> **Extrait**
-=-=-=-=-
Nouveaux mots, nouveaux usages, comment la pandémie a changé la langue française

Un dictionnaire présenté à l'Académie française. (Photo d'illustration) - Académie française
Comorbidité, taux d'incidence, sérologique... Qui aurait cru, il y a deux ans de cela, que ces mots seraient employés lors de simples repas de famille? Ils sont pourtant devenus quotidiens. La pandémie a bouleversé notre manière de parler. Certains termes s'étant diffusés plus vite que le virus lui-même.
À quel point la pandémie a-t-elle changé notre langue? Selon Bernard Cerquiglini, linguiste et conseiller scientifique du Petit Larousse, interrogé au micro de BFMTV, au-delà de tous être devenus des apprentis médecins, nous sommes surtout devenus des "apprentis lexicographes et des apprentis grammairiens".
Skypéro et coronapistes
"La résistance à la pandémie s'est d'abord faite par la langue, car le collectif en France passe par la langue", explique le linguiste. Dans une période de confusion, mettre des mots sur ce que l'on ne connaît pas est primordial. Les mots du Covid disent ainsi beaucoup de nos maux.
"Nous avons créé des mots, changé le sens des mots et surtout, nous avons joué avec les mots", poursuit Bernard Cerquiglini. Ainsi, des termes peu courants sont venus sur le devant de la scène (pandémie, écouvillon...), des mots se sont transformés ('se masquer' qui ne veut plus dire 'se déguiser') et des mots ont même été créés de toute pièce (déconfiner, reconfiner...). Sont également nés des termes comme "skypéro" ou "coronapiste". Selon le linguiste, il s'agit d'une réaction ludique et saine pour la population.
Vitalité de la langue française
Au-delà de nous être nécessaires, ces évolutions sont également des bienfaits pour la langue elle-même. "La pandémie a prouvé la bonne santé de la langue française", se réjouit Bernard Cerquiglini. Elle en a, en effet, montré sa vitalité. On se souvient pourtant tous du bras de fer avec l'Académie française afin de prononcer "la" covid, au féminin. Se sont ainsi la règle (covid, la maladie) et l'usage (le coronavirus, devenu le covid) qui se sont affrontés.
D'ailleurs, des mots liés à la pandémie ont fait leur entrée dans l’édition 2022 du dictionnaire Le Petit Robert. C'est le cas de "geste barrière" ou de "téléconsultation". "Covid" lui-même apparaît dans la liste. Le dictionnaire tranche d'ailleurs la poire en deux en proposant de dire qu'il s'agit d'un nom féminin aussi bien que d'un nom masculin.
Anglicismes
Depuis le printemps 2020, les mots de la pandémie ont eux-mêmes évolué. Si de nombreux anglicismes ont été utilisés, pandémie mondiale oblige, la langue s'est elle-même corrigée au fil du temps, à l'instar de "cluster" ou "tracking", très vite remplacés par "foyer de contamination" et "traçage". De la même manière, nous ne parlons désormais plus de "distanciation sociale", traduite de l'anglais "social distancing", mais de "distanciation physique".
Bernard Cerquiglini note également que, malgré les critiques fréquentes, la France utilise peu d'anglicismes comparée à nombre de ses voisins. "Par exemple, en Italie, on ne dit pas 'confinamento' pour parler de confinement, mais 'lockdown", qui est le terme anglais".
-=-=-=-=-
> **Consigne 1**
Traduisez en anglais la phrase suivante de l'extrait sur la pandémie et la langue française : « La pandémie a bouleversé notre manière de parler. »
> **Consigne 2**
Recopiez tel quel le passage de l'extrait sur la pandémie et la langue française qui va de « Vitalité de la » jusqu'à « se sont affrontés. ».

> **Enregistrements**
-=-=-=-=-
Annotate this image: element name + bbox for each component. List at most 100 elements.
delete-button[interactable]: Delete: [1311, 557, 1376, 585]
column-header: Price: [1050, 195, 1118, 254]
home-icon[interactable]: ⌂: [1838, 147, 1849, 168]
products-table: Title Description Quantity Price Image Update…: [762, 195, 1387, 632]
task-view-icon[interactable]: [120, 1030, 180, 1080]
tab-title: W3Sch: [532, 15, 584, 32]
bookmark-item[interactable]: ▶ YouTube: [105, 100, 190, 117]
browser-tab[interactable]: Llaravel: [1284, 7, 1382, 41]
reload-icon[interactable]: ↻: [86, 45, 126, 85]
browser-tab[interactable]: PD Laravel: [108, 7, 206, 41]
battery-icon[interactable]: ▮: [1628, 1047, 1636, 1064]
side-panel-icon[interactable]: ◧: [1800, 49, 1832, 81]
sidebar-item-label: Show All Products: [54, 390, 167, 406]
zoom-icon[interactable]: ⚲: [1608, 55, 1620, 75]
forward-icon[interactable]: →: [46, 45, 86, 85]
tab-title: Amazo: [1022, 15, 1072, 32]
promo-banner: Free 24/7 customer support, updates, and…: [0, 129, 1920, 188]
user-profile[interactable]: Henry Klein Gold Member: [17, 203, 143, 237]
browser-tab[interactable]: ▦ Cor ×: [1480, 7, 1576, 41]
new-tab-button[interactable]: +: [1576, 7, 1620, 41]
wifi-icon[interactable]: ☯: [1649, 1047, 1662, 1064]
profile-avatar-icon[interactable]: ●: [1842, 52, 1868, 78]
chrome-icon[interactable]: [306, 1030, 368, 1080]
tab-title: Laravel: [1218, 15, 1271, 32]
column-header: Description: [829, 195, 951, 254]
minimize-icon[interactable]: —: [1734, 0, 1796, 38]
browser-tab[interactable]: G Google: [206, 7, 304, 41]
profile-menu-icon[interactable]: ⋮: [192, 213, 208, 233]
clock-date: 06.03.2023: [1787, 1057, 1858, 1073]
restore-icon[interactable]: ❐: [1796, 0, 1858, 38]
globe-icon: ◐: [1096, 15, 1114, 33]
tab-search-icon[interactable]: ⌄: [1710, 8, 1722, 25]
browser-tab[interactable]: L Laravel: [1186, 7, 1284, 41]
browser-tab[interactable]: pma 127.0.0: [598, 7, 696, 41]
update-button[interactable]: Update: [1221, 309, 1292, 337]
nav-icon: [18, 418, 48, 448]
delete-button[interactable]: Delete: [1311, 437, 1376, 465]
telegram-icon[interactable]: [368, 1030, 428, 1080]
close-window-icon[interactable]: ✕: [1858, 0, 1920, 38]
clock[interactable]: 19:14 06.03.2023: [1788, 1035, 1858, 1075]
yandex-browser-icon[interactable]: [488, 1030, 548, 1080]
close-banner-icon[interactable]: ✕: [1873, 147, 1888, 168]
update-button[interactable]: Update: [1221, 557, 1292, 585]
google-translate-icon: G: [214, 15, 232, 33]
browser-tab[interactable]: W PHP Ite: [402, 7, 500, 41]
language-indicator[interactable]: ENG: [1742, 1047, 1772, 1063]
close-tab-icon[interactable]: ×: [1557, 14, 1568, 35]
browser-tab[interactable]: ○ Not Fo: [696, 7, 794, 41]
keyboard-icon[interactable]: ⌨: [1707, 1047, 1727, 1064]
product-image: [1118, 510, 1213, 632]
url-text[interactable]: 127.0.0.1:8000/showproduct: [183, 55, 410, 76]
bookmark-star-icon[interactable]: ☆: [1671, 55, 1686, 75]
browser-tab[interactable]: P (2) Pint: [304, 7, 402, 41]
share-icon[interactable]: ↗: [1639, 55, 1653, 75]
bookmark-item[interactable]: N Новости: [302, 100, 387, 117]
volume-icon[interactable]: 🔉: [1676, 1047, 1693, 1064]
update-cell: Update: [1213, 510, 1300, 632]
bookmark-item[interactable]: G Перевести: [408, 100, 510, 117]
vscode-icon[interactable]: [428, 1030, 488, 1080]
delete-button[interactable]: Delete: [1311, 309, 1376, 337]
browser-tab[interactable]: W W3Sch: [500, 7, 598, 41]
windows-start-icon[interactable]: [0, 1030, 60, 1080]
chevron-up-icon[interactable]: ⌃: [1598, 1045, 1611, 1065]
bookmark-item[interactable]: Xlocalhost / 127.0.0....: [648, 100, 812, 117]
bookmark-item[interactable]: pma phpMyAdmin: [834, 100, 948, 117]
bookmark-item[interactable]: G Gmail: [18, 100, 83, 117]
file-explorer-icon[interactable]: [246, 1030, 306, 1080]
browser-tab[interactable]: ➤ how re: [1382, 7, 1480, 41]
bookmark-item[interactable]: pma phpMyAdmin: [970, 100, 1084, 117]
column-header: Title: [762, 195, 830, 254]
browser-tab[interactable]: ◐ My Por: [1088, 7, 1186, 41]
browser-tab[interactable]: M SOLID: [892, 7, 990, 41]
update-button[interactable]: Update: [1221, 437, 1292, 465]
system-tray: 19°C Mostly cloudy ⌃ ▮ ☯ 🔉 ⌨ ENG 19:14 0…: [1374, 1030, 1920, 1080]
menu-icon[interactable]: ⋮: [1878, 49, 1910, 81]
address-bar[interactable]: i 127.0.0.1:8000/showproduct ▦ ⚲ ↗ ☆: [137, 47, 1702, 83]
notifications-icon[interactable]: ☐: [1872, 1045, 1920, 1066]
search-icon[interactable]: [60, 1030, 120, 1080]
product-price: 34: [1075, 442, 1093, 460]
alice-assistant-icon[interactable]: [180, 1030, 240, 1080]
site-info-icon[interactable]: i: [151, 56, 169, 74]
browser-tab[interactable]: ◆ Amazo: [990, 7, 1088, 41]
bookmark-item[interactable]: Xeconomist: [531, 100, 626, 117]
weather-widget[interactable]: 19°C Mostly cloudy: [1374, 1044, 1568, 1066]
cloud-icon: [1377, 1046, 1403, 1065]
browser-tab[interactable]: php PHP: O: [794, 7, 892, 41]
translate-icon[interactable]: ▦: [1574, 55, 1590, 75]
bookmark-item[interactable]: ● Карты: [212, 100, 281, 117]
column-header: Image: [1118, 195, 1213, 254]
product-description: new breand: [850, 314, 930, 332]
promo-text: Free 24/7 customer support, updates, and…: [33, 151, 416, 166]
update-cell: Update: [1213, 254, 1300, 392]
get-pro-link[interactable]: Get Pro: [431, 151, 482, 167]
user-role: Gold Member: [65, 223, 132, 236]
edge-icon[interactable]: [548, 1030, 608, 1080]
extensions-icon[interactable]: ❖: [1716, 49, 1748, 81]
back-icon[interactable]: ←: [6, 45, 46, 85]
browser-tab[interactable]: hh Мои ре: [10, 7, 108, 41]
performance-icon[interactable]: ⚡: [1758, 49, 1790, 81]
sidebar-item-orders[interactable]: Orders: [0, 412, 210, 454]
-=-=-=-=-
> **Votre réponse 1**
The pandemic has upended the way we speak.

> **Votre réponse 2**
Vitalité de la langue française
Au-delà de nous être nécessaires, ces évolutions sont également des bienfaits pour la langue elle-même. "La pandémie a prouvé la bonne santé de la langue française", se réjouit Bernard Cerquiglini. Elle en a, en effet, montré sa vitalité. On se souvient pourtant tous du bras de fer avec l'Académie française afin de prononcer "la" covid, au féminin. Se sont ainsi la règle (covid, la maladie) et l'usage (le coronavirus, devenu le covid) qui se sont affrontés.